- **Goal**: Copy out the entries below in full and exactly.

- **Records provided**:
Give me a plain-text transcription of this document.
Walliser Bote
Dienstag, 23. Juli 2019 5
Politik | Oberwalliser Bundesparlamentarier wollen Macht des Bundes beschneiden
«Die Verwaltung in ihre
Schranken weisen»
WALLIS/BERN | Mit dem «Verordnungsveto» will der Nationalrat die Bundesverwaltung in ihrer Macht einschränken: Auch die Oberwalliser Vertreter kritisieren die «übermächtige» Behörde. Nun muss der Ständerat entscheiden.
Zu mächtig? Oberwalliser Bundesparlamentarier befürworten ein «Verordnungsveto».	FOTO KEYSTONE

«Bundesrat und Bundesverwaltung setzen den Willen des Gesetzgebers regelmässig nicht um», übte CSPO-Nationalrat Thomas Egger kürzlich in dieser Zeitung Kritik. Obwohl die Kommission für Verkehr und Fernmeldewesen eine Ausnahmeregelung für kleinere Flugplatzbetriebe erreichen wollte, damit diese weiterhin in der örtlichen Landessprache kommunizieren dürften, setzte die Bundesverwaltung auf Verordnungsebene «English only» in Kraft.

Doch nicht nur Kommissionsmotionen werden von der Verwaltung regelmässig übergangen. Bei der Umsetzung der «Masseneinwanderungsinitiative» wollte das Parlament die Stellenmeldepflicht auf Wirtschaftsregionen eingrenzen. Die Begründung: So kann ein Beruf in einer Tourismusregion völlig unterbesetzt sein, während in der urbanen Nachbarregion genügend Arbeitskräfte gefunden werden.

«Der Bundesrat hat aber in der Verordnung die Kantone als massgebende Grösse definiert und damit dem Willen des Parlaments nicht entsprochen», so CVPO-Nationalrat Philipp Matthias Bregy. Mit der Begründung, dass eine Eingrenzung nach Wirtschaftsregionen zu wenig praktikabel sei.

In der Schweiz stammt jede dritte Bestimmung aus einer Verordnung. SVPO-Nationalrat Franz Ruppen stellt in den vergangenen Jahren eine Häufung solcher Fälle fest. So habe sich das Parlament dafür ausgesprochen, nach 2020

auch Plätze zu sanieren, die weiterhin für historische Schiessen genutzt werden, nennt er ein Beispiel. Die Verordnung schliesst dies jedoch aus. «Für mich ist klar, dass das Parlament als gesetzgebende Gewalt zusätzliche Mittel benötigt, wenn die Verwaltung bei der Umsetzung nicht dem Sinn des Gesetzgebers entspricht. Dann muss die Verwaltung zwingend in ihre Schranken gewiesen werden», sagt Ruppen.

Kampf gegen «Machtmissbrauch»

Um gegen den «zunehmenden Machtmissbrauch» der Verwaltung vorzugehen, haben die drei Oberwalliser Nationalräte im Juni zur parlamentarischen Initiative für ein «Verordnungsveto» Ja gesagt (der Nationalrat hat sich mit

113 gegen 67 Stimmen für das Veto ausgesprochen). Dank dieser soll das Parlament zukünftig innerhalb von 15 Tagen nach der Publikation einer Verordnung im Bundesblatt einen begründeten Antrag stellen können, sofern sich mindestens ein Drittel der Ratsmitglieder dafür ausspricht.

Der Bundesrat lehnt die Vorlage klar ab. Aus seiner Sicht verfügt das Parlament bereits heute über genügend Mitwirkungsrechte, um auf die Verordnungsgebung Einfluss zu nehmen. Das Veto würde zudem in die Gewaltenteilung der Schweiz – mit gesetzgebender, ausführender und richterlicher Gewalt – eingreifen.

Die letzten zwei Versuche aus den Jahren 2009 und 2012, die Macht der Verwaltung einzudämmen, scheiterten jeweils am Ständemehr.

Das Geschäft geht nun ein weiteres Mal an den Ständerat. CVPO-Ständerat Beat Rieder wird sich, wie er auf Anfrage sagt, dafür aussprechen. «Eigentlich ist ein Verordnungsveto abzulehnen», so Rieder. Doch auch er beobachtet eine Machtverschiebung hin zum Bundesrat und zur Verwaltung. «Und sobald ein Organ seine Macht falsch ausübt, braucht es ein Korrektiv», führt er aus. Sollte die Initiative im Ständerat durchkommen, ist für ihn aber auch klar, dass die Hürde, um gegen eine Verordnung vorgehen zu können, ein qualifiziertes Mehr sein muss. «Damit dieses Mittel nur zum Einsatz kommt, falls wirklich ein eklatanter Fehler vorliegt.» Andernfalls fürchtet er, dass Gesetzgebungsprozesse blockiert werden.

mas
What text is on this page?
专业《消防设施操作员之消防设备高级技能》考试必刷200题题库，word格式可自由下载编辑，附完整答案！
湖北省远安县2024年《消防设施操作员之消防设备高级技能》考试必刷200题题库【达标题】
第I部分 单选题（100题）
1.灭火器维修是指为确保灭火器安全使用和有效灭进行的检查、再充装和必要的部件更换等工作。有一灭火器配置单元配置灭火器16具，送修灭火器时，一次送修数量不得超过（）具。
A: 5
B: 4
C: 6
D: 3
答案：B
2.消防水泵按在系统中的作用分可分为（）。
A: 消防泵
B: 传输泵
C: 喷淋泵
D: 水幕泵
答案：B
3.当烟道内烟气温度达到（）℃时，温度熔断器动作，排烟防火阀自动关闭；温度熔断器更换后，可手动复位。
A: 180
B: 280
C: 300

- **Problem solution**:
Give me a plain-text transcription of this document.
Walliser Bote
Dienstag, 23. Juli 2019 5
Politik | Oberwalliser Bundesparlamentarier wollen Macht des Bundes beschneiden
«Die Verwaltung in ihre
Schranken weisen»
WALLIS/BERN | Mit dem «Verordnungsveto» will der Nationalrat die Bundesverwaltung in ihrer Macht einschränken: Auch die Oberwalliser Vertreter kritisieren die «übermächtige» Behörde. Nun muss der Ständerat entscheiden.
Zu mächtig? Oberwalliser Bundesparlamentarier befürworten ein «Verordnungsveto».	FOTO KEYSTONE

«Bundesrat und Bundesverwaltung setzen den Willen des Gesetzgebers regelmässig nicht um», übte CSPO-Nationalrat Thomas Egger kürzlich in dieser Zeitung Kritik. Obwohl die Kommission für Verkehr und Fernmeldewesen eine Ausnahmeregelung für kleinere Flugplatzbetriebe erreichen wollte, damit diese weiterhin in der örtlichen Landessprache kommunizieren dürften, setzte die Bundesverwaltung auf Verordnungsebene «English only» in Kraft.

Doch nicht nur Kommissionsmotionen werden von der Verwaltung regelmässig übergangen. Bei der Umsetzung der «Masseneinwanderungsinitiative» wollte das Parlament die Stellenmeldepflicht auf Wirtschaftsregionen eingrenzen. Die Begründung: So kann ein Beruf in einer Tourismusregion völlig unterbesetzt sein, während in der urbanen Nachbarregion genügend Arbeitskräfte gefunden werden.

«Der Bundesrat hat aber in der Verordnung die Kantone als massgebende Grösse definiert und damit dem Willen des Parlaments nicht entsprochen», so CVPO-Nationalrat Philipp Matthias Bregy. Mit der Begründung, dass eine Eingrenzung nach Wirtschaftsregionen zu wenig praktikabel sei.

In der Schweiz stammt jede dritte Bestimmung aus einer Verordnung. SVPO-Nationalrat Franz Ruppen stellt in den vergangenen Jahren eine Häufung solcher Fälle fest. So habe sich das Parlament dafür ausgesprochen, nach 2020

auch Plätze zu sanieren, die weiterhin für historische Schiessen genutzt werden, nennt er ein Beispiel. Die Verordnung schliesst dies jedoch aus. «Für mich ist klar, dass das Parlament als gesetzgebende Gewalt zusätzliche Mittel benötigt, wenn die Verwaltung bei der Umsetzung nicht dem Sinn des Gesetzgebers entspricht. Dann muss die Verwaltung zwingend in ihre Schranken gewiesen werden», sagt Ruppen.

Kampf gegen «Machtmissbrauch»

Um gegen den «zunehmenden Machtmissbrauch» der Verwaltung vorzugehen, haben die drei Oberwalliser Nationalräte im Juni zur parlamentarischen Initiative für ein «Verordnungsveto» Ja gesagt (der Nationalrat hat sich mit

113 gegen 67 Stimmen für das Veto ausgesprochen). Dank dieser soll das Parlament zukünftig innerhalb von 15 Tagen nach der Publikation einer Verordnung im Bundesblatt einen begründeten Antrag stellen können, sofern sich mindestens ein Drittel der Ratsmitglieder dafür ausspricht.

Der Bundesrat lehnt die Vorlage klar ab. Aus seiner Sicht verfügt das Parlament bereits heute über genügend Mitwirkungsrechte, um auf die Verordnungsgebung Einfluss zu nehmen. Das Veto würde zudem in die Gewaltenteilung der Schweiz – mit gesetzgebender, ausführender und richterlicher Gewalt – eingreifen.

Die letzten zwei Versuche aus den Jahren 2009 und 2012, die Macht der Verwaltung einzudämmen, scheiterten jeweils am Ständemehr.

Das Geschäft geht nun ein weiteres Mal an den Ständerat. CVPO-Ständerat Beat Rieder wird sich, wie er auf Anfrage sagt, dafür aussprechen. «Eigentlich ist ein Verordnungsveto abzulehnen», so Rieder. Doch auch er beobachtet eine Machtverschiebung hin zum Bundesrat und zur Verwaltung. «Und sobald ein Organ seine Macht falsch ausübt, braucht es ein Korrektiv», führt er aus. Sollte die Initiative im Ständerat durchkommen, ist für ihn aber auch klar, dass die Hürde, um gegen eine Verordnung vorgehen zu können, ein qualifiziertes Mehr sein muss. «Damit dieses Mittel nur zum Einsatz kommt, falls wirklich ein eklatanter Fehler vorliegt.» Andernfalls fürchtet er, dass Gesetzgebungsprozesse blockiert werden.

mas
What text is on this page?
专业《消防设施操作员之消防设备高级技能》考试必刷200题题库，word格式可自由下载编辑，附完整答案！
湖北省远安县2024年《消防设施操作员之消防设备高级技能》考试必刷200题题库【达标题】
第I部分 单选题（100题）
1.灭火器维修是指为确保灭火器安全使用和有效灭进行的检查、再充装和必要的部件更换等工作。有一灭火器配置单元配置灭火器16具，送修灭火器时，一次送修数量不得超过（）具。
A: 5
B: 4
C: 6
D: 3
答案：B
2.消防水泵按在系统中的作用分可分为（）。
A: 消防泵
B: 传输泵
C: 喷淋泵
D: 水幕泵
答案：B
3.当烟道内烟气温度达到（）℃时，温度熔断器动作，排烟防火阀自动关闭；温度熔断器更换后，可手动复位。
A: 180
B: 280
C: 300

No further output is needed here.